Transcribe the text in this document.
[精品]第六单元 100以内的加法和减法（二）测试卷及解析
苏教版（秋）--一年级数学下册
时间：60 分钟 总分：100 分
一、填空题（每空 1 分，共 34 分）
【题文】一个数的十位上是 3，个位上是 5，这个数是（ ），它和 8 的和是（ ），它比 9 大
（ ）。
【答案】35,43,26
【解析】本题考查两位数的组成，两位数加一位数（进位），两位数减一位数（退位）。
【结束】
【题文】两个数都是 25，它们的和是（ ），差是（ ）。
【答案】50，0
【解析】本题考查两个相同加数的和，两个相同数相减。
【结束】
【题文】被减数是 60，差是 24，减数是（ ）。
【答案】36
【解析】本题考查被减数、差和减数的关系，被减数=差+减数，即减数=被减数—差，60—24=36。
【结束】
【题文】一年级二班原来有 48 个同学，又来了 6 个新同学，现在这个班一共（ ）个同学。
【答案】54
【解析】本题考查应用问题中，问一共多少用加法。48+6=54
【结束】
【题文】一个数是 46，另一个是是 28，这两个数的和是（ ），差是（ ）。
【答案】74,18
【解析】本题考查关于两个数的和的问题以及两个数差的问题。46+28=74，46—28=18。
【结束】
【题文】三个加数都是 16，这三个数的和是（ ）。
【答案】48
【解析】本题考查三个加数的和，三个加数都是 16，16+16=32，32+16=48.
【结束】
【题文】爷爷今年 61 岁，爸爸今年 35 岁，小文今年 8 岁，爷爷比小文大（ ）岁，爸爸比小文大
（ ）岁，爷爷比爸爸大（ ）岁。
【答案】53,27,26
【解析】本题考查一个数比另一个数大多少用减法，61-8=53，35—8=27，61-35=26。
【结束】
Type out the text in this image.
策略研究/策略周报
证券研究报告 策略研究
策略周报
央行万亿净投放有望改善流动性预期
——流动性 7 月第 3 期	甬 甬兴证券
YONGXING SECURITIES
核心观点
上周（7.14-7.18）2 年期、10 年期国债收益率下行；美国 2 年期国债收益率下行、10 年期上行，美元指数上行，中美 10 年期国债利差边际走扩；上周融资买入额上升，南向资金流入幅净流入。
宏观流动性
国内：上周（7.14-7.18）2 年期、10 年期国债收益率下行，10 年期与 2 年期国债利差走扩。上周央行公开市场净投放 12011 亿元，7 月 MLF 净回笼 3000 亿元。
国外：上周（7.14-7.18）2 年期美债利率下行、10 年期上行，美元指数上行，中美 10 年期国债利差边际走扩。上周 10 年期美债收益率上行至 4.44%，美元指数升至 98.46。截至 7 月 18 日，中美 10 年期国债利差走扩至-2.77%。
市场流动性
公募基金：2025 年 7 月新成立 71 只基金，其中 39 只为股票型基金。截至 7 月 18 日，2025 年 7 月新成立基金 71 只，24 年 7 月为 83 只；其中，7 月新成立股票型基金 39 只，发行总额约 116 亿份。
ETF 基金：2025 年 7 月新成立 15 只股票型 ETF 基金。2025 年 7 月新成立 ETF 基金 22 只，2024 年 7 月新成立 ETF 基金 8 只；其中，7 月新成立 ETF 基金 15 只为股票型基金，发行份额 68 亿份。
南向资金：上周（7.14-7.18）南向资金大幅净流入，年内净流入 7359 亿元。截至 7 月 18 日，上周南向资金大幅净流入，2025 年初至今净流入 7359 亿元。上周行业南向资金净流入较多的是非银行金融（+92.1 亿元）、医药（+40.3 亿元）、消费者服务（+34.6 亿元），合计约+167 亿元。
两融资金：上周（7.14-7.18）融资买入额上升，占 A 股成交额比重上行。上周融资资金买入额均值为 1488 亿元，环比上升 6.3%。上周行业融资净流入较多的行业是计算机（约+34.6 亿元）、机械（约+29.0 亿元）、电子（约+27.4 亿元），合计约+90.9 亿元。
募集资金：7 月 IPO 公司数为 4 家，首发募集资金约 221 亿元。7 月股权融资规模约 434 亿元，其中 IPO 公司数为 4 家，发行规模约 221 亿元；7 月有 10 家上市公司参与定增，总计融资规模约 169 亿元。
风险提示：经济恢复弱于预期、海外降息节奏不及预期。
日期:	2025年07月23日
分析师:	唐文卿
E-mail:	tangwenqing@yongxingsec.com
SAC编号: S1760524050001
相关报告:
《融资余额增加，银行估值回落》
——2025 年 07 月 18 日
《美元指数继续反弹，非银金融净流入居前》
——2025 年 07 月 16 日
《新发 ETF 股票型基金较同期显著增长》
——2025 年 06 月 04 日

§ EXERCISE DIRECTIONS
Which lines hold the word "年期国债收益率下行"? Return all of them from the records above.

§ ANSWER TO THIS EXERCISE
上周（7.14-7.18）2 年期、10 年期国债收益率下行；美国 2 年期国债收益率下行、10 年期上行，美元指数上行，中美 10 年期国债利差边际走扩；上周融资买入额上升，南向资金流入幅净流入。
国内：上周（7.14-7.18）2 年期、10 年期国债收益率下行，10 年期与 2 年期国债利差走扩。上周央行公开市场净投放 12011 亿元，7 月 MLF 净回笼 3000 亿元。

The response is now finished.